▶ Problem 1
How would you translate this sentence from the text on Paul Mottram into Spanish: "He is one of the founding shareholders in Audio Network PLC where he acts as a music consultant."?
▶ Problem 2
Reproduce the text on Paul Mottram from "After classically training" up to and including "a music consultant.".

▶ Excerpt provided
........
= Paul Mottram =

Paul Mottram is a composer, arranger and orchestrator of music for film and television, and also writes production music for Audio Network.

Commissioned music credits include Bank Of Dave, Kirstie's Handmade Britain (Channel 4), Vic Reeves' Rogues Gallery (Discovery, BBC Three) and People Like Us (BBC Two). His music has also featured on numerous productions including the films Bad Santa, The Bee Movie and trailer for Woody Allen's Blue Jasmine and Amazon's Generation Wealth and television programmes such as The Apprentice, Panorama, Horizon, Newsnight, QI, Doctor Who, Who Do You Think You Are?, The Crown, The Restaurant, The Gadget Show, Coast, Hollyoaks, Travel Man, and Downton Abbey, and television commercials for Barclays, JVC, Pizza Hut, Rover, Renault, and Hitachi. His music also features prominently on some Youtube channels such as BuzzFeed and its affiliated channels, SortedFood, INSIDER and its affiliated channels, The Economist, and BBC Three.

After classically training as a violist, pianist and composer at Royal College of Music, Cambridge University and Guildhall School of Music and Drama, he was heavily involved in the restoration and re-recording of William Walton and Malcolm Arnold’s "lost" film scores of the 1940s and 1950s. He also worked as an orchestrator on films such as Shirley Temple, Chaplin and Rain Man, before specialising in composing. Between 1986 and 1990 he fronted the band The Dubious Brothers under the name Monty Von Dubious.

He is one of the founding shareholders in Audio Network PLC where he acts as a music consultant.

Some of his most successful pieces of music include 'Sideways Like a Crab'.
........
▶ Provided data

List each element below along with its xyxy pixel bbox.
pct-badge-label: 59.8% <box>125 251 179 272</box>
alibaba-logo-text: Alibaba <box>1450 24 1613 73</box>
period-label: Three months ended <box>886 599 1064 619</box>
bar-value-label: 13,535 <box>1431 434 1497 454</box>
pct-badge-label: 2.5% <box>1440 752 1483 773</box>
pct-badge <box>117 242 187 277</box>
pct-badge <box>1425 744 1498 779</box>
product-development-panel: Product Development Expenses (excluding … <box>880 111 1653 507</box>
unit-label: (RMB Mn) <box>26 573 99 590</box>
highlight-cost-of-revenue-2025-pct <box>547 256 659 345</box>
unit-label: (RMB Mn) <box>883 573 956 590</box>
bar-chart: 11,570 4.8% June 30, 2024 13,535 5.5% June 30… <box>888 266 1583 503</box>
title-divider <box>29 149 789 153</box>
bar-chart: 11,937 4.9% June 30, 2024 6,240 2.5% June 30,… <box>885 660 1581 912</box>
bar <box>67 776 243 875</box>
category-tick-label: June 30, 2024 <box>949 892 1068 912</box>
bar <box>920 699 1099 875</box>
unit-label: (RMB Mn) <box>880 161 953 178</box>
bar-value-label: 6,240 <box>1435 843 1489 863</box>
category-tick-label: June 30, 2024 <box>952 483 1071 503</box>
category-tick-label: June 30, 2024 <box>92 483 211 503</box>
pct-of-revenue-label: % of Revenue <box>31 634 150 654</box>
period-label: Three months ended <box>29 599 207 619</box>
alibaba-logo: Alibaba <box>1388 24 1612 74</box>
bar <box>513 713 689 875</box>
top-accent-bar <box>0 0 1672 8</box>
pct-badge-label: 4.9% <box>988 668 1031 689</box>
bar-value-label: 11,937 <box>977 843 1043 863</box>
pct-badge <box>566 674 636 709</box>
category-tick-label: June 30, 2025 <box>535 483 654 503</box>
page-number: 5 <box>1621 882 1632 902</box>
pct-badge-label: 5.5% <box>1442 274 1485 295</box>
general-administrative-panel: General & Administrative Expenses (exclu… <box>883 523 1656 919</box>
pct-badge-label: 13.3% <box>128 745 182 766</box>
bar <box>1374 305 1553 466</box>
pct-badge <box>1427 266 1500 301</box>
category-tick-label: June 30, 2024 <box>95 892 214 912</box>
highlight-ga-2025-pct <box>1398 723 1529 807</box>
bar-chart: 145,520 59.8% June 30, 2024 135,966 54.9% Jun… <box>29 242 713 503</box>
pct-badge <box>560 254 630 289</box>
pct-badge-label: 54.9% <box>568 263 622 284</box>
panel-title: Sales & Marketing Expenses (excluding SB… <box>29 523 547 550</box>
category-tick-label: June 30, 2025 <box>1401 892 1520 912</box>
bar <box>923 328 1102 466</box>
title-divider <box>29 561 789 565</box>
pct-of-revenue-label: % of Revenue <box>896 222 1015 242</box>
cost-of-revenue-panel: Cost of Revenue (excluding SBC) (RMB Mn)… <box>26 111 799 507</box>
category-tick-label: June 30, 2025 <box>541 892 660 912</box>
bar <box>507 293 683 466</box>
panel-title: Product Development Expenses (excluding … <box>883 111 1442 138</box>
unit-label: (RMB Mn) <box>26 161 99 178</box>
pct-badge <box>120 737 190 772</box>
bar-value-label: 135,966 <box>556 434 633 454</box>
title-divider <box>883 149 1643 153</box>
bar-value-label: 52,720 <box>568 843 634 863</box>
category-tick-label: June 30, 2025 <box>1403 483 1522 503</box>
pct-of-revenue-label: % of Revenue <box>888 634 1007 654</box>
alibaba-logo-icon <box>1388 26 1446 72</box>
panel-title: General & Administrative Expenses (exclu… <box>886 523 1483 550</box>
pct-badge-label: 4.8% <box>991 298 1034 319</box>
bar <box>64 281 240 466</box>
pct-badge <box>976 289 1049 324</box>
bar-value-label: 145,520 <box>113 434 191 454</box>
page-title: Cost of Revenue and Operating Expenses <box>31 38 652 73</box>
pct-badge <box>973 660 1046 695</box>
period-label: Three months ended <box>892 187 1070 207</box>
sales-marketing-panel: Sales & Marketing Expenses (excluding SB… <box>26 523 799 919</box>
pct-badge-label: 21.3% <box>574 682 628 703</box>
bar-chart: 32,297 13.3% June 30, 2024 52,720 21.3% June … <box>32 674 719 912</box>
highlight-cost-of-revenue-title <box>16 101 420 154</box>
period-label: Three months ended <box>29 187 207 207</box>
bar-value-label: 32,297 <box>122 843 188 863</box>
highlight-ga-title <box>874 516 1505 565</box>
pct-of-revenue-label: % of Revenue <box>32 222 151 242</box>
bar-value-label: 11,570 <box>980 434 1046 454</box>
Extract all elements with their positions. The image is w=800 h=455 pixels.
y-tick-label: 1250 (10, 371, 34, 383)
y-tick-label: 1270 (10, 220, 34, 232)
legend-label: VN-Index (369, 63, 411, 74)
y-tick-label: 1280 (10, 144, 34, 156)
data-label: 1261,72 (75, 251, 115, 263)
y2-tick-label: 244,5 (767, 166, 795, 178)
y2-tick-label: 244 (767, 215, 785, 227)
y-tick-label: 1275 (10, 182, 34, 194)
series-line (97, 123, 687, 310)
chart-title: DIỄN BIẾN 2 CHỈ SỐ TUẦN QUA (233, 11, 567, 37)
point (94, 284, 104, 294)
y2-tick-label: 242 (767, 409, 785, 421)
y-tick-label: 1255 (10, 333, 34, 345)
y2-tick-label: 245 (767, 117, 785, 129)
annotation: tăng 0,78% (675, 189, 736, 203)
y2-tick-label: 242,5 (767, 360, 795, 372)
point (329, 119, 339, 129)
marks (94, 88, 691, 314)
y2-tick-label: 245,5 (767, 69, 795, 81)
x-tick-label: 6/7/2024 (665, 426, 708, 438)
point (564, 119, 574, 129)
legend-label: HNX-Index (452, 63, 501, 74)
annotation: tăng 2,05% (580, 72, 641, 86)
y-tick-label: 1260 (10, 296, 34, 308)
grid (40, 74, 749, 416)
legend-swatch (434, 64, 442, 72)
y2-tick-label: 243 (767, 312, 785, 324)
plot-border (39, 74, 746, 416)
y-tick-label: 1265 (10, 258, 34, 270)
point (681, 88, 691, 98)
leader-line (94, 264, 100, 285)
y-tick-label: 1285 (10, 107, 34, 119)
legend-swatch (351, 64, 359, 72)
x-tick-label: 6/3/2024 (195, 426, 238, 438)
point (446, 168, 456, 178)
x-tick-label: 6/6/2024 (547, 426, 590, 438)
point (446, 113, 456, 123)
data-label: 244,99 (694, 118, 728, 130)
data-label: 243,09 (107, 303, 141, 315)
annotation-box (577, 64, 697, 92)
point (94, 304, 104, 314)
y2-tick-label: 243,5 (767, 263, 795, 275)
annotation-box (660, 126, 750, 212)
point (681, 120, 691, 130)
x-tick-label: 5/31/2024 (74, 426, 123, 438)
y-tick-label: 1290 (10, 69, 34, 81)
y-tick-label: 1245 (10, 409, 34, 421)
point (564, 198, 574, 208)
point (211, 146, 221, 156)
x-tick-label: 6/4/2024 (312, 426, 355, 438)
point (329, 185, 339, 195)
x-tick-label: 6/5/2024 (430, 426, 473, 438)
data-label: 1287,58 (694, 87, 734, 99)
........
▶ Answer 1
Es uno de los accionistas fundadores de Audio Network PLC, donde actúa como consultor musical.

▶ Answer 2
After classically training as a violist, pianist and composer at Royal College of Music, Cambridge University and Guildhall School of Music and Drama, he was heavily involved in the restoration and re-recording of William Walton and Malcolm Arnold’s "lost" film scores of the 1940s and 1950s. He also worked as an orchestrator on films such as Shirley Temple, Chaplin and Rain Man, before specialising in composing. Between 1986 and 1990 he fronted the band The Dubious Brothers under the name Monty Von Dubious.

He is one of the founding shareholders in Audio Network PLC where he acts as a music consultant.